Copy each line that contains the string "штепсель".

Source data:
------------

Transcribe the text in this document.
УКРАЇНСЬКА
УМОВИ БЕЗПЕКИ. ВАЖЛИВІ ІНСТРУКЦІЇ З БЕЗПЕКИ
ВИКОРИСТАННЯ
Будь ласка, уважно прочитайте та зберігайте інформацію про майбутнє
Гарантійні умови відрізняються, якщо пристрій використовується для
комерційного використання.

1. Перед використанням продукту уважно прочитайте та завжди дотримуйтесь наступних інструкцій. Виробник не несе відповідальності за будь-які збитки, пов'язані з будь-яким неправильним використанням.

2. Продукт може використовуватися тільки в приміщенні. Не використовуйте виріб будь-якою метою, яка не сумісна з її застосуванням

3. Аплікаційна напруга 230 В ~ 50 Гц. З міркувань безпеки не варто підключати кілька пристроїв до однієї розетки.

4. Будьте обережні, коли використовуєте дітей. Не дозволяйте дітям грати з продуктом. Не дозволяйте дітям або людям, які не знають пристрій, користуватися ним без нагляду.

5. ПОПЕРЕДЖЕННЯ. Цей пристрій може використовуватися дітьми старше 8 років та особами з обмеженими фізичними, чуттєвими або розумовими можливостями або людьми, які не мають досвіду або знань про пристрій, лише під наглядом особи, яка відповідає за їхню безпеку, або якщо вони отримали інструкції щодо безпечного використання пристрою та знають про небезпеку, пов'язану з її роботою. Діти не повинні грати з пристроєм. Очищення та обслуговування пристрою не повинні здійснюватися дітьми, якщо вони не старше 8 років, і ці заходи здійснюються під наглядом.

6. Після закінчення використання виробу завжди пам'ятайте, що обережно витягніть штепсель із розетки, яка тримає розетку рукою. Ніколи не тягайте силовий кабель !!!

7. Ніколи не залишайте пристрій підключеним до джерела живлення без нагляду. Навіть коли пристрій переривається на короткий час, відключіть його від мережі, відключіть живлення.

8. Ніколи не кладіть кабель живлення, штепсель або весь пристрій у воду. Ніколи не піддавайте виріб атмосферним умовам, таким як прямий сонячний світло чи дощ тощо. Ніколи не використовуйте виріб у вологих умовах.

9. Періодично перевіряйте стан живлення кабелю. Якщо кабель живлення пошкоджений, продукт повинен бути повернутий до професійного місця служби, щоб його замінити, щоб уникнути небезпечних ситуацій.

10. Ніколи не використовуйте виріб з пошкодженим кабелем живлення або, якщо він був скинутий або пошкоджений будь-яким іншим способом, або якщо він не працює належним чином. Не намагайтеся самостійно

------------

» SOLUTION TO THIS TASK
6. Після закінчення використання виробу завжди пам'ятайте, що обережно витягніть штепсель із розетки, яка тримає розетку рукою. Ніколи не тягайте силовий кабель !!!
8. Ніколи не кладіть кабель живлення, штепсель або весь пристрій у воду. Ніколи не піддавайте виріб атмосферним умовам, таким як прямий сонячний світло чи дощ тощо. Ніколи не використовуйте виріб у вологих умовах.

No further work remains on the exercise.